## Exercise data:
────

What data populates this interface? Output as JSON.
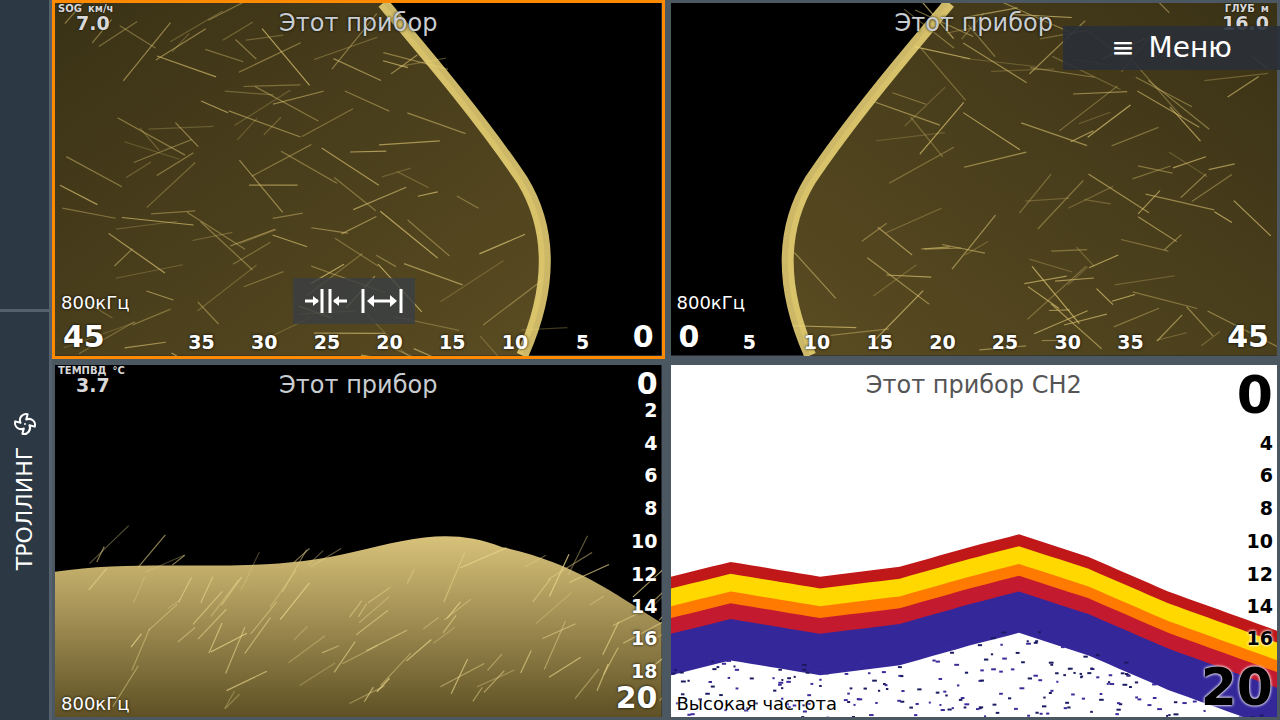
{
  "sidebar": {
    "mode": "ТРОЛЛИНГ"
  },
  "menu_button": {
    "icon": "≡",
    "label": "Меню"
  },
  "panels": [
    {
      "kind": "side-left",
      "selected": true,
      "title": "Этот прибор",
      "frequency": "800кГц",
      "readout": {
        "label": "SOG",
        "unit": "км/ч",
        "value": "7.0"
      },
      "range_ticks": [
        "45",
        "35",
        "30",
        "25",
        "20",
        "15",
        "10",
        "5",
        "0"
      ],
      "zoom_controls": true
    },
    {
      "kind": "side-right",
      "selected": false,
      "title": "Этот прибор",
      "frequency": "800кГц",
      "readout": {
        "label": "ГЛУБ",
        "unit": "м",
        "value": "16.0"
      },
      "range_ticks": [
        "0",
        "5",
        "10",
        "15",
        "20",
        "25",
        "30",
        "35",
        "45"
      ],
      "zoom_controls": false
    },
    {
      "kind": "down",
      "selected": false,
      "title": "Этот прибор",
      "frequency": "800кГц",
      "readout": {
        "label": "ТЕМПВД",
        "unit": "°C",
        "value": "3.7"
      },
      "depth_ticks": [
        "0",
        "2",
        "4",
        "6",
        "8",
        "10",
        "12",
        "14",
        "16",
        "18",
        "20"
      ],
      "zoom_controls": false
    },
    {
      "kind": "2d",
      "selected": false,
      "title": "Этот прибор CH2",
      "frequency": "Высокая частота",
      "depth_ticks": [
        "0",
        "4",
        "6",
        "8",
        "10",
        "12",
        "14",
        "16",
        "20"
      ],
      "zoom_controls": false
    }
  ]
}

────

## Problem to work on:
Transcribe each entry above exactly, apart from the pictures.

## Answer to this task:
What data populates this interface? Output as JSON.
{
  "sidebar": {
    "mode": "ТРОЛЛИНГ"
  },
  "menu_button": {
    "icon": "≡",
    "label": "Меню"
  },
  "panels": [
    {
      "kind": "side-left",
      "selected": true,
      "title": "Этот прибор",
      "frequency": "800кГц",
      "readout": {
        "label": "SOG",
        "unit": "км/ч",
        "value": "7.0"
      },
      "range_ticks": [
        "45",
        "35",
        "30",
        "25",
        "20",
        "15",
        "10",
        "5",
        "0"
      ],
      "zoom_controls": true
    },
    {
      "kind": "side-right",
      "selected": false,
      "title": "Этот прибор",
      "frequency": "800кГц",
      "readout": {
        "label": "ГЛУБ",
        "unit": "м",
        "value": "16.0"
      },
      "range_ticks": [
        "0",
        "5",
        "10",
        "15",
        "20",
        "25",
        "30",
        "35",
        "45"
      ],
      "zoom_controls": false
    },
    {
      "kind": "down",
      "selected": false,
      "title": "Этот прибор",
      "frequency": "800кГц",
      "readout": {
        "label": "ТЕМПВД",
        "unit": "°C",
        "value": "3.7"
      },
      "depth_ticks": [
        "0",
        "2",
        "4",
        "6",
        "8",
        "10",
        "12",
        "14",
        "16",
        "18",
        "20"
      ],
      "zoom_controls": false
    },
    {
      "kind": "2d",
      "selected": false,
      "title": "Этот прибор CH2",
      "frequency": "Высокая частота",
      "depth_ticks": [
        "0",
        "4",
        "6",
        "8",
        "10",
        "12",
        "14",
        "16",
        "20"
      ],
      "zoom_controls": false
    }
  ]
}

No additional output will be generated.